# YOUR GOAL
Locate every line in the records below that holds the word "photo" and return each one.

[Items listed in a dataset]
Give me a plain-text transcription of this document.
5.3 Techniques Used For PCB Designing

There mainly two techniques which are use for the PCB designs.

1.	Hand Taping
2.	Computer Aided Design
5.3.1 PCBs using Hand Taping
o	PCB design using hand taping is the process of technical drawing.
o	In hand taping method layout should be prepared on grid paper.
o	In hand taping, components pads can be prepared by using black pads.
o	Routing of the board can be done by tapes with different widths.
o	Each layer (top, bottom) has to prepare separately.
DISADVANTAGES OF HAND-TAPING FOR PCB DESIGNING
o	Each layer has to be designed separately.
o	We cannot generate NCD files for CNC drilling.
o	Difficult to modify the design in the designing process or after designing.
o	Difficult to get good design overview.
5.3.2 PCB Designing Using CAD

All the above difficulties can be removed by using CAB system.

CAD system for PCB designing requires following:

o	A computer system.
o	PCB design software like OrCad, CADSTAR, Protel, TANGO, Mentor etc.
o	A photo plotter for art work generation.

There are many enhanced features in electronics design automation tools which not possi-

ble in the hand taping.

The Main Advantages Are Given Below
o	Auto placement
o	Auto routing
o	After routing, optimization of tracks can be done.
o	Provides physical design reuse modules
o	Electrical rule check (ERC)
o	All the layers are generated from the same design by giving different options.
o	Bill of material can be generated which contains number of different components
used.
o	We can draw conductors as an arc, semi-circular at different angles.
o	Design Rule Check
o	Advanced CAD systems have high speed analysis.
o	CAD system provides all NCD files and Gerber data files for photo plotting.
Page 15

...

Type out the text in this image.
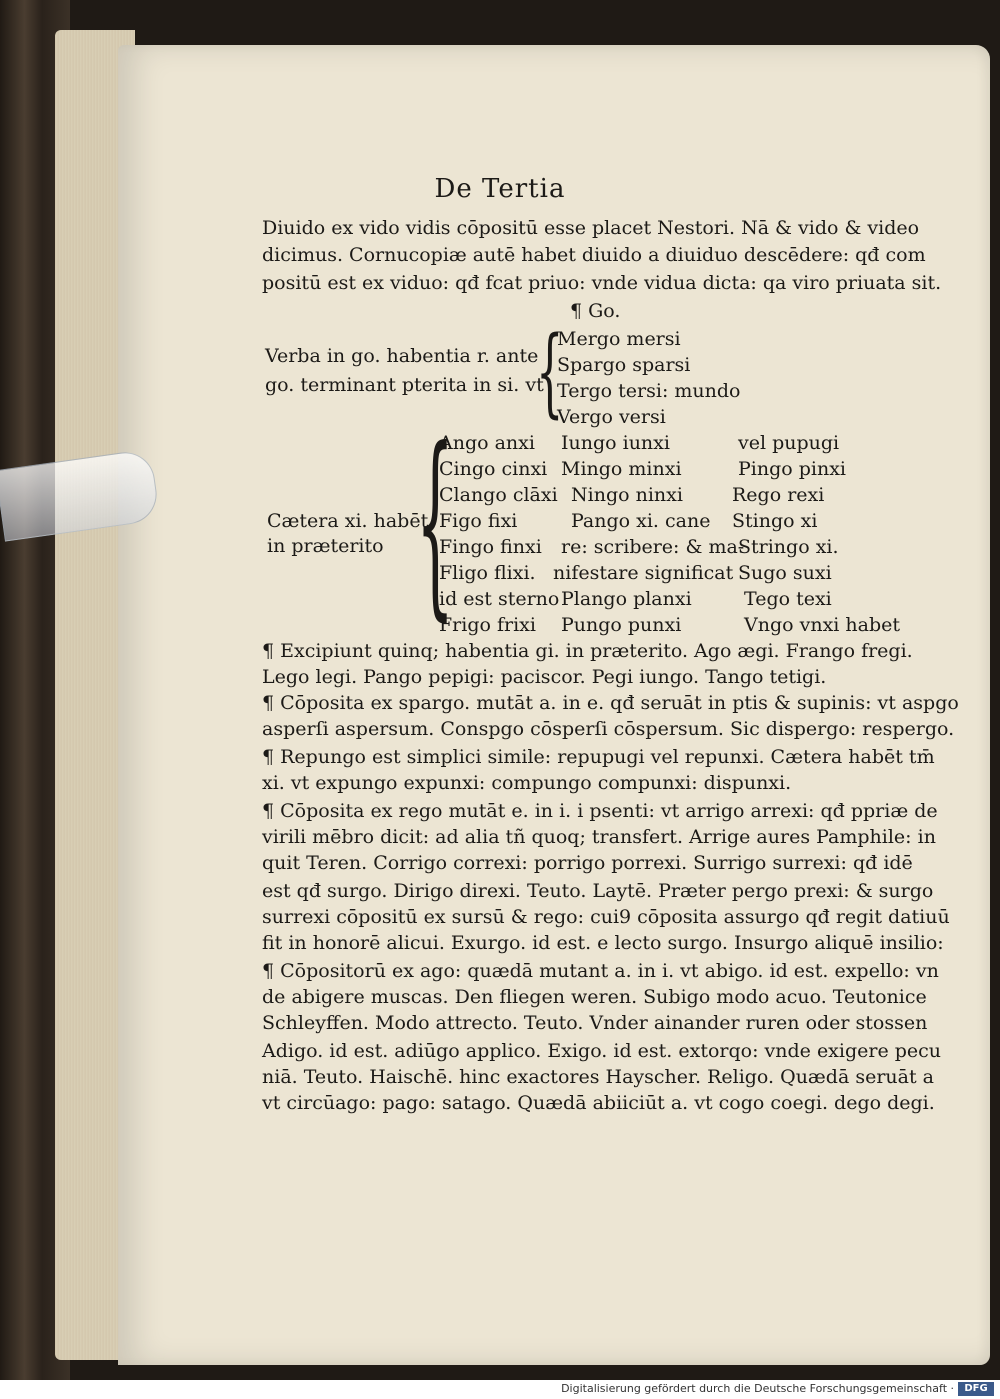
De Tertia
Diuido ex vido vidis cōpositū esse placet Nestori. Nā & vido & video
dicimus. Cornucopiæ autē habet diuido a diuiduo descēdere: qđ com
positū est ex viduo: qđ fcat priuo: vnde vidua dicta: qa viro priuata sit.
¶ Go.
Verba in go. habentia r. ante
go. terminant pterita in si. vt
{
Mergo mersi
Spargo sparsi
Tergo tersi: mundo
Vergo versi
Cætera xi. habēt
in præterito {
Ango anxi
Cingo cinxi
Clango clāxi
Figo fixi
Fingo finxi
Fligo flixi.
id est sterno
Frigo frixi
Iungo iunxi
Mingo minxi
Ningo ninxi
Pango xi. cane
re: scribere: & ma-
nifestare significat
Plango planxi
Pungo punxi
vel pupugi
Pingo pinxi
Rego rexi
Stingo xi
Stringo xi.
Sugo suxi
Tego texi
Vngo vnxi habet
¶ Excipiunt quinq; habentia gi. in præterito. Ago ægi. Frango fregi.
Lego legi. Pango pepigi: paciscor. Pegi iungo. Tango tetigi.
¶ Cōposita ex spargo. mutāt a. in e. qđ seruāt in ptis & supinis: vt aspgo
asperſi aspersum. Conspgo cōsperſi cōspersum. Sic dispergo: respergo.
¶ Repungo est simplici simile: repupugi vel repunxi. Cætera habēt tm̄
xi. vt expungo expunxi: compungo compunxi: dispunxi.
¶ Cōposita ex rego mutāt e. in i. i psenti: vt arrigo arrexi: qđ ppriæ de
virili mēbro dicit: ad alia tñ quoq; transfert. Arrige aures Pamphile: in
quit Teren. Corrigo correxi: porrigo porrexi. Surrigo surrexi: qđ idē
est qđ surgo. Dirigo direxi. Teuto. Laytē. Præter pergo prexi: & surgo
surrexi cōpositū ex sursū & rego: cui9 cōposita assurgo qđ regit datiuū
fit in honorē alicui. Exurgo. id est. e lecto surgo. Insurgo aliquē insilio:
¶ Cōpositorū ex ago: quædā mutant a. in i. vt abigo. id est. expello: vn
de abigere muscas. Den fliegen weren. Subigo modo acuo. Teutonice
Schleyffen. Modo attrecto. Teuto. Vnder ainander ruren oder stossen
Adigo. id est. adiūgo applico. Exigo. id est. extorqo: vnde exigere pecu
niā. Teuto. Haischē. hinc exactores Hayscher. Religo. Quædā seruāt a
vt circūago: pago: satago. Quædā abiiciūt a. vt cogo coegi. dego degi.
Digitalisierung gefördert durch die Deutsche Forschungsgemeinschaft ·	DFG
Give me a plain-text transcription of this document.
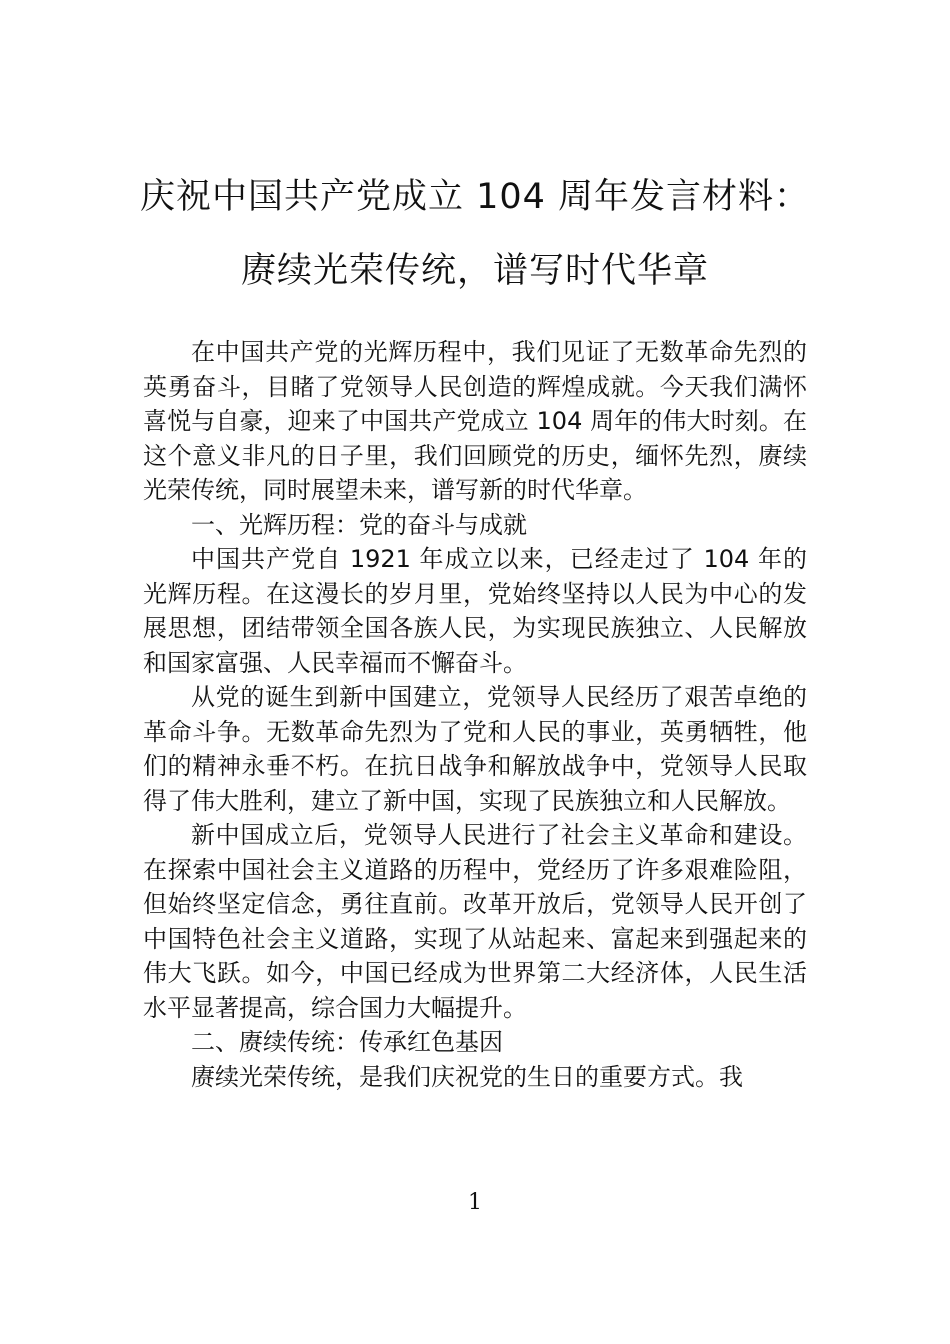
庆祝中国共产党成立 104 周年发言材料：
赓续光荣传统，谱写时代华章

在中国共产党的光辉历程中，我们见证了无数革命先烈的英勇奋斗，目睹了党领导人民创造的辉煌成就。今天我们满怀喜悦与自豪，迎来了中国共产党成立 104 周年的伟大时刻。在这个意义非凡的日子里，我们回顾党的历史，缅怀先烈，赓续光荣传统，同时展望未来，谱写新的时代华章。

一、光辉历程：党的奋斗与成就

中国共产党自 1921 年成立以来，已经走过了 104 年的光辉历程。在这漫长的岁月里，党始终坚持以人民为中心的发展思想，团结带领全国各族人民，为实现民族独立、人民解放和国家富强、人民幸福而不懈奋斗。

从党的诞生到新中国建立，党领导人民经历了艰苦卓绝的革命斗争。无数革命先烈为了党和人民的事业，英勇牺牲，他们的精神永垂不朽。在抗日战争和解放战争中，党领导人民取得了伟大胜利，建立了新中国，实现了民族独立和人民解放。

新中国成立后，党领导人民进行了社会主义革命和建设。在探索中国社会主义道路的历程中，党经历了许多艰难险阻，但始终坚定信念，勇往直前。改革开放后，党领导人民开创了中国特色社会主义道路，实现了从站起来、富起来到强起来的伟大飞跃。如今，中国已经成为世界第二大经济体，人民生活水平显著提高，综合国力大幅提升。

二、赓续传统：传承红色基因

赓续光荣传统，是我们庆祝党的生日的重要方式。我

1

# ANSWER FOR THE TASK
o	A photo plotter for art work generation.
o	CAD system provides all NCD files and Gerber data files for photo plotting.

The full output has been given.